● TASKS TO PERFORM:
1. In the abstract on intraocular pressure, how many participants performed the isometric exercises?
2. Say whether each statement agrees with the abstract on intraocular pressure. Answer yes or no and quote the deciding words. (a) Intraocular pressure was measured by rebound tonometry. (b) Each isometric effort lasted five minutes. (c) The intraocular pressure rise differed depending on the type of exercise.
3. Resume the abstract on intraocular pressure after its last sentence.

╭─ SELECTED PASSAGE

The performance of resistance exercise has evidenced to induce abrupt intraocular pressure (IOP) changes, which has been linked to the onset and progression of glaucoma. We found that four different isometric resistance exercises lead to an instantaneous and progressive IOP elevation, with these changes being independent of the type of exercise.
The impact of physical exercise on IOP has demonstrated to be dependent on exercise type and intesity, as well as individuals' characteristics. In this study, we aimed to explore the influence of the load, exercise type, and participant's sex on the IOP behavior during a 2-minute isometric effort.
Twenty-eight physically active collegiate students performed 2 minutes of isometric exercise in the military press, biceps curl, leg extension, and calf raise exercises against two different loads (high load and low load). Intraocular pressure was measured by rebound tonometry before, during (semicontinuos assessment [24 measurements]), and after 10 seconds of recovery in each of the eight (four exercises × two loads) conditions.

╰─
╭─ INFORMATION PROVIDED

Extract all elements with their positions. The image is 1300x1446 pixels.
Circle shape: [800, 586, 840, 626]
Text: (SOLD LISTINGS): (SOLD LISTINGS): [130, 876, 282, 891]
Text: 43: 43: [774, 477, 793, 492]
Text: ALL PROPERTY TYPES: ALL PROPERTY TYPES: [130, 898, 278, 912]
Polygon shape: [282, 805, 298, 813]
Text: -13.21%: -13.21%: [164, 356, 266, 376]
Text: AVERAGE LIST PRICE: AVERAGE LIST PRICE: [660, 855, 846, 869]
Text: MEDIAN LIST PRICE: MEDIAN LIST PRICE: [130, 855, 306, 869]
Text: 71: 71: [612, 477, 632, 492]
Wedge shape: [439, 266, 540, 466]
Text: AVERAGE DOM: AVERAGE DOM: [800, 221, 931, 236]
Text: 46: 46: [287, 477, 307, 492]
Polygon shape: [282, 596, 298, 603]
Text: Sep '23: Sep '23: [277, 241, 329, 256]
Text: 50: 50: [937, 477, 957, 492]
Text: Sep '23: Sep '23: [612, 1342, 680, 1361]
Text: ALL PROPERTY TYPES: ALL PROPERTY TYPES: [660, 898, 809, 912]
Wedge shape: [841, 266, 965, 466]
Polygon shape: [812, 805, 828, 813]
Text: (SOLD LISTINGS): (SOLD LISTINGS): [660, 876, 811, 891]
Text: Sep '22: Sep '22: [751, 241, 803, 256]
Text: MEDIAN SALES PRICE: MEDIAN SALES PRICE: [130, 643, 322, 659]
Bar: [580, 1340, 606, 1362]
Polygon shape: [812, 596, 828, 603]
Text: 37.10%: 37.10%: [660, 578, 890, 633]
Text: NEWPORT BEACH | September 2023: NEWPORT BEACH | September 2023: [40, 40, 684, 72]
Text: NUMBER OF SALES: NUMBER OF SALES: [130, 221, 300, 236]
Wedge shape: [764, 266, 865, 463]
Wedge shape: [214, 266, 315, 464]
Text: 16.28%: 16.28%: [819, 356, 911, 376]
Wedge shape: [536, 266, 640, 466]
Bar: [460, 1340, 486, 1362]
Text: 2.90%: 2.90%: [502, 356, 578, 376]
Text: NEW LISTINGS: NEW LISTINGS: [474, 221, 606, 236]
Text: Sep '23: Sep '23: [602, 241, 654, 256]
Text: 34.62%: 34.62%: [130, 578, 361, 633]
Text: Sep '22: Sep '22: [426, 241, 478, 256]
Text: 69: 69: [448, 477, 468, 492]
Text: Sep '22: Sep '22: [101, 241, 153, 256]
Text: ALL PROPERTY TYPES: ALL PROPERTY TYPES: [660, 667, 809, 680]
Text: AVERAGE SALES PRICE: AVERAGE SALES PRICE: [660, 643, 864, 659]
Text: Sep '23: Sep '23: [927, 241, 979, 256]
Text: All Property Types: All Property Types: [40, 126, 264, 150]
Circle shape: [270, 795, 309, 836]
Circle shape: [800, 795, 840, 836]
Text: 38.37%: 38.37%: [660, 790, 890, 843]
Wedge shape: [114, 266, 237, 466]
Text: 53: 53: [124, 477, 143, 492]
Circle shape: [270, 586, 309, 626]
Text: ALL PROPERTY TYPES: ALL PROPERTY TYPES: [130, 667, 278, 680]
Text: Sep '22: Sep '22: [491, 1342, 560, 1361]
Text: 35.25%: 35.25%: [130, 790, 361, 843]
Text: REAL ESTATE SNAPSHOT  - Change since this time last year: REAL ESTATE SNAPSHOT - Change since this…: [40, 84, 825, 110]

╰─

● ANSWERS BY TASK:
1. Twenty-eight physically active collegiate students.

2.
(a) Yes: "Intraocular pressure was measured by rebound tonometry"
(b) No: "performed 2 minutes of isometric exercise"
(c) No: "with these changes being independent of the type of exercise"

3.
We found a statistically significant effect of load (P < .001, np2 = 0.906), with greater IOP values when performing the isometric exercises against heavier loads. There was a positive IOP rise during the execution of isometric exercise in the high-load condition, returning to baseline levels after 10 seconds of passive recovery. The exercise type and participant's sex did not reveal statistically significant differences (P = .33 and P = .56, respectively).
Our data evidenced an instanteneous and progressive IOP rise during the execution of isometric exercise leading to muscular failure, regardless of the exercise type and participant's sex. After exercise, IOP rapidly retuned to baseline levels (within 10 seconds). The inclusion of glaucoma patients in future studies is guarranteed.